• JOB
Here are some records; return them all exactly.

Stored data entries
** begin **

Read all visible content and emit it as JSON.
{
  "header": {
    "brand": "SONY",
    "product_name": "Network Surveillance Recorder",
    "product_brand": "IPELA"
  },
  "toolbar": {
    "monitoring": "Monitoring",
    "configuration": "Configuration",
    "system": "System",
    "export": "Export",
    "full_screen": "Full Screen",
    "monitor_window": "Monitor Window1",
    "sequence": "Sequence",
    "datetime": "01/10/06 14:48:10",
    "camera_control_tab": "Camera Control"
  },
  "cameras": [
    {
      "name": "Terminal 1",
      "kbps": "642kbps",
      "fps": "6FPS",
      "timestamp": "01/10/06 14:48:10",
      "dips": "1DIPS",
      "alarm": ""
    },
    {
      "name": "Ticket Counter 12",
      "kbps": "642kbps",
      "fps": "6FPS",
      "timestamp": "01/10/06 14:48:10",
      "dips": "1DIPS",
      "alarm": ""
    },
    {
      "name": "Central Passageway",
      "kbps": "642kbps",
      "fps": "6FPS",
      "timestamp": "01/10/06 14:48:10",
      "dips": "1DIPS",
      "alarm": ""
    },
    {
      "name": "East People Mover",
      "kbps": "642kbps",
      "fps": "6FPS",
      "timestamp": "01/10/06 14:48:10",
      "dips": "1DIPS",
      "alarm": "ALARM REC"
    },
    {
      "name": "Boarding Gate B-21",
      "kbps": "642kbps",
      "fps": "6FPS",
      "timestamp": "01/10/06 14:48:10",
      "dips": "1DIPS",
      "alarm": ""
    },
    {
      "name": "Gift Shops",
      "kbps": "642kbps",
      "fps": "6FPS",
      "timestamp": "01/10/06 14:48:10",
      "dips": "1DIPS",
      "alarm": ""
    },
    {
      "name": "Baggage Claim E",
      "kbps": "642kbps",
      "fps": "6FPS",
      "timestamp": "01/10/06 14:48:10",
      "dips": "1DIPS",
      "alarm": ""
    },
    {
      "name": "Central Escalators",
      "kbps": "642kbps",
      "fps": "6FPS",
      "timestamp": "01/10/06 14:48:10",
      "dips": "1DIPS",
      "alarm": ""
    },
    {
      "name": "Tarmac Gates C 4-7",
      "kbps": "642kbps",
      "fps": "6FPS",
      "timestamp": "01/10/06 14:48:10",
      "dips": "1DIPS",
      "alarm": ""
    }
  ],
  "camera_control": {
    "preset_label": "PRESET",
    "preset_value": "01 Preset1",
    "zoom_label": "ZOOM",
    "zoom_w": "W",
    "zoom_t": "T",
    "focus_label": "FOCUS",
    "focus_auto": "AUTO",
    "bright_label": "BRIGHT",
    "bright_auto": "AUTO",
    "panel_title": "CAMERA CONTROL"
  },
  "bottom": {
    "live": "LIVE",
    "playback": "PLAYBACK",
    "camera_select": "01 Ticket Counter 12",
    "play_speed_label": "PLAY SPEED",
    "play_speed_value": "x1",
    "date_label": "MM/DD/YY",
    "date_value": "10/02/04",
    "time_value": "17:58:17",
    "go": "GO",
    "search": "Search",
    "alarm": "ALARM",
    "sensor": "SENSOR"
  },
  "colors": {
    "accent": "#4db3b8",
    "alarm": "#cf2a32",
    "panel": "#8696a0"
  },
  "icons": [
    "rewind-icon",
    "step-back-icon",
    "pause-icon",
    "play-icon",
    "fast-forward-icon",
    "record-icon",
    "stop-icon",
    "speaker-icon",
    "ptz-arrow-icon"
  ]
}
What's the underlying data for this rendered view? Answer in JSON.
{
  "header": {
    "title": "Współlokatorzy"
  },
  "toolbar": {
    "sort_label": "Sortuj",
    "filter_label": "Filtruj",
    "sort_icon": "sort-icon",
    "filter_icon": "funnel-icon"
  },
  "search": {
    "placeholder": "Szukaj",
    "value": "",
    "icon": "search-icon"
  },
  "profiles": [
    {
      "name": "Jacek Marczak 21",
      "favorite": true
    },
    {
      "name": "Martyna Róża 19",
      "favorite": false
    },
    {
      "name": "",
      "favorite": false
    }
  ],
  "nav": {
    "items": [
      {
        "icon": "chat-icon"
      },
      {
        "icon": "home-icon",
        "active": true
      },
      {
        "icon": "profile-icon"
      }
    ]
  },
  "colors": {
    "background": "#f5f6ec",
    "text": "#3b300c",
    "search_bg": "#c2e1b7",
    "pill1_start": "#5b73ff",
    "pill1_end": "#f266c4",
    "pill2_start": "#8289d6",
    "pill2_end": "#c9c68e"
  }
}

** end **

• SOLVED EXERCISE
Read all visible content and emit it as JSON.
{
  "header": {
    "brand": "SONY",
    "product_name": "Network Surveillance Recorder",
    "product_brand": "IPELA"
  },
  "toolbar": {
    "monitoring": "Monitoring",
    "configuration": "Configuration",
    "system": "System",
    "export": "Export",
    "full_screen": "Full Screen",
    "monitor_window": "Monitor Window1",
    "sequence": "Sequence",
    "datetime": "01/10/06 14:48:10",
    "camera_control_tab": "Camera Control"
  },
  "cameras": [
    {
      "name": "Terminal 1",
      "kbps": "642kbps",
      "fps": "6FPS",
      "timestamp": "01/10/06 14:48:10",
      "dips": "1DIPS",
      "alarm": ""
    },
    {
      "name": "Ticket Counter 12",
      "kbps": "642kbps",
      "fps": "6FPS",
      "timestamp": "01/10/06 14:48:10",
      "dips": "1DIPS",
      "alarm": ""
    },
    {
      "name": "Central Passageway",
      "kbps": "642kbps",
      "fps": "6FPS",
      "timestamp": "01/10/06 14:48:10",
      "dips": "1DIPS",
      "alarm": ""
    },
    {
      "name": "East People Mover",
      "kbps": "642kbps",
      "fps": "6FPS",
      "timestamp": "01/10/06 14:48:10",
      "dips": "1DIPS",
      "alarm": "ALARM REC"
    },
    {
      "name": "Boarding Gate B-21",
      "kbps": "642kbps",
      "fps": "6FPS",
      "timestamp": "01/10/06 14:48:10",
      "dips": "1DIPS",
      "alarm": ""
    },
    {
      "name": "Gift Shops",
      "kbps": "642kbps",
      "fps": "6FPS",
      "timestamp": "01/10/06 14:48:10",
      "dips": "1DIPS",
      "alarm": ""
    },
    {
      "name": "Baggage Claim E",
      "kbps": "642kbps",
      "fps": "6FPS",
      "timestamp": "01/10/06 14:48:10",
      "dips": "1DIPS",
      "alarm": ""
    },
    {
      "name": "Central Escalators",
      "kbps": "642kbps",
      "fps": "6FPS",
      "timestamp": "01/10/06 14:48:10",
      "dips": "1DIPS",
      "alarm": ""
    },
    {
      "name": "Tarmac Gates C 4-7",
      "kbps": "642kbps",
      "fps": "6FPS",
      "timestamp": "01/10/06 14:48:10",
      "dips": "1DIPS",
      "alarm": ""
    }
  ],
  "camera_control": {
    "preset_label": "PRESET",
    "preset_value": "01 Preset1",
    "zoom_label": "ZOOM",
    "zoom_w": "W",
    "zoom_t": "T",
    "focus_label": "FOCUS",
    "focus_auto": "AUTO",
    "bright_label": "BRIGHT",
    "bright_auto": "AUTO",
    "panel_title": "CAMERA CONTROL"
  },
  "bottom": {
    "live": "LIVE",
    "playback": "PLAYBACK",
    "camera_select": "01 Ticket Counter 12",
    "play_speed_label": "PLAY SPEED",
    "play_speed_value": "x1",
    "date_label": "MM/DD/YY",
    "date_value": "10/02/04",
    "time_value": "17:58:17",
    "go": "GO",
    "search": "Search",
    "alarm": "ALARM",
    "sensor": "SENSOR"
  },
  "colors": {
    "accent": "#4db3b8",
    "alarm": "#cf2a32",
    "panel": "#8696a0"
  },
  "icons": [
    "rewind-icon",
    "step-back-icon",
    "pause-icon",
    "play-icon",
    "fast-forward-icon",
    "record-icon",
    "stop-icon",
    "speaker-icon",
    "ptz-arrow-icon"
  ]
}
What's the underlying data for this rendered view? Answer in JSON.
{
  "header": {
    "title": "Współlokatorzy"
  },
  "toolbar": {
    "sort_label": "Sortuj",
    "filter_label": "Filtruj",
    "sort_icon": "sort-icon",
    "filter_icon": "funnel-icon"
  },
  "search": {
    "placeholder": "Szukaj",
    "value": "",
    "icon": "search-icon"
  },
  "profiles": [
    {
      "name": "Jacek Marczak 21",
      "favorite": true
    },
    {
      "name": "Martyna Róża 19",
      "favorite": false
    },
    {
      "name": "",
      "favorite": false
    }
  ],
  "nav": {
    "items": [
      {
        "icon": "chat-icon"
      },
      {
        "icon": "home-icon",
        "active": true
      },
      {
        "icon": "profile-icon"
      }
    ]
  },
  "colors": {
    "background": "#f5f6ec",
    "text": "#3b300c",
    "search_bg": "#c2e1b7",
    "pill1_start": "#5b73ff",
    "pill1_end": "#f266c4",
    "pill2_start": "#8289d6",
    "pill2_end": "#c9c68e"
  }
}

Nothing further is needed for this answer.